* _Task_
Pull every line of the entries that has the word "облачными".

* _Data for this task_
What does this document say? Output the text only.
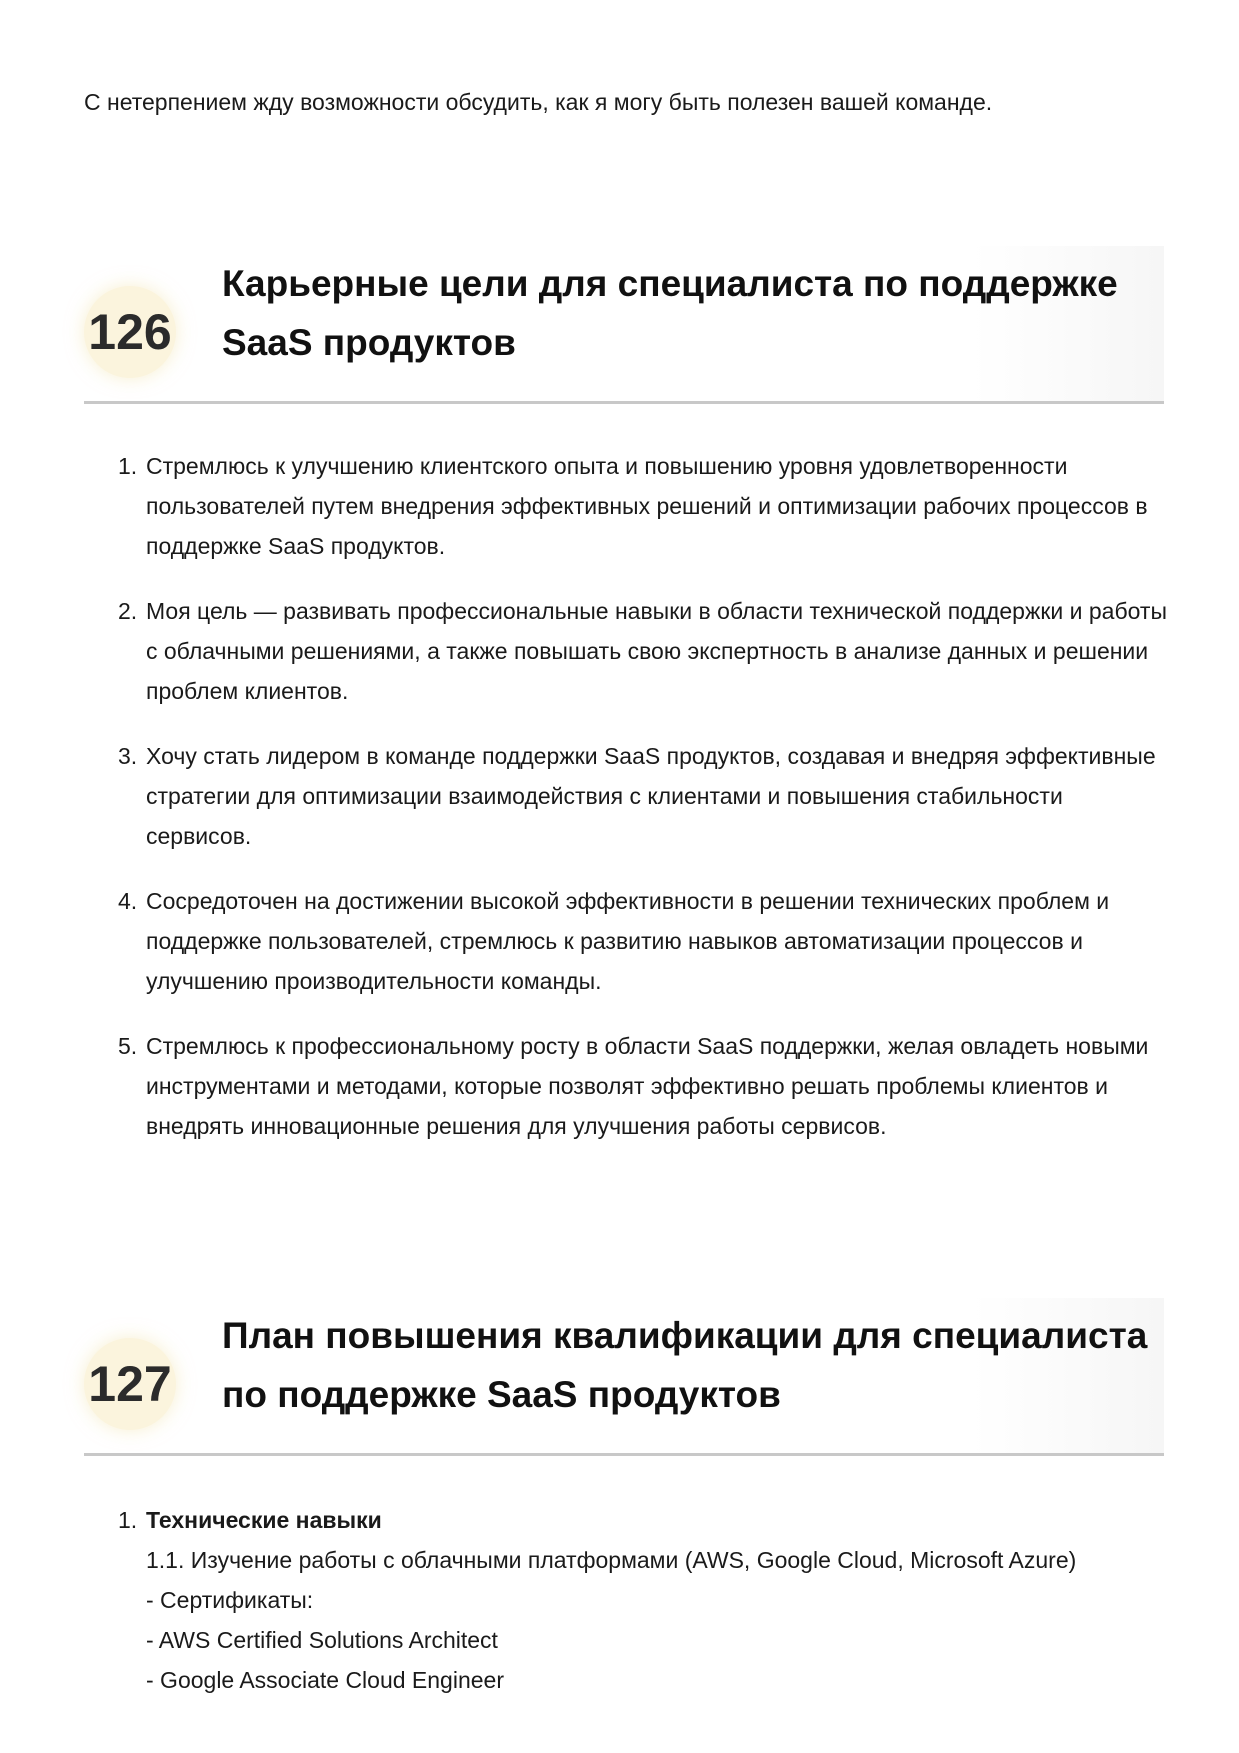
С нетерпением жду возможности обсудить, как я могу быть полезен вашей команде.

126
Карьерные цели для специалиста по поддержке SaaS продуктов
1. Стремлюсь к улучшению клиентского опыта и повышению уровня удовлетворенности пользователей путем внедрения эффективных решений и оптимизации рабочих процессов в поддержке SaaS продуктов.
2. Моя цель — развивать профессиональные навыки в области технической поддержки и работы с облачными решениями, а также повышать свою экспертность в анализе данных и решении проблем клиентов.
3. Хочу стать лидером в команде поддержки SaaS продуктов, создавая и внедряя эффективные стратегии для оптимизации взаимодействия с клиентами и повышения стабильности сервисов.
4. Сосредоточен на достижении высокой эффективности в решении технических проблем и поддержке пользователей, стремлюсь к развитию навыков автоматизации процессов и улучшению производительности команды.
5. Стремлюсь к профессиональному росту в области SaaS поддержки, желая овладеть новыми инструментами и методами, которые позволят эффективно решать проблемы клиентов и внедрять инновационные решения для улучшения работы сервисов.
127
План повышения квалификации для специалиста по поддержке SaaS продуктов
1. Технические навыки
1.1. Изучение работы с облачными платформами (AWS, Google Cloud, Microsoft Azure)
- Сертификаты:
- AWS Certified Solutions Architect
- Google Associate Cloud Engineer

* _Written response_
2. Моя цель — развивать профессиональные навыки в области технической поддержки и работы с облачными решениями, а также повышать свою экспертность в анализе данных и решении проблем клиентов.
1.1. Изучение работы с облачными платформами (AWS, Google Cloud, Microsoft Azure)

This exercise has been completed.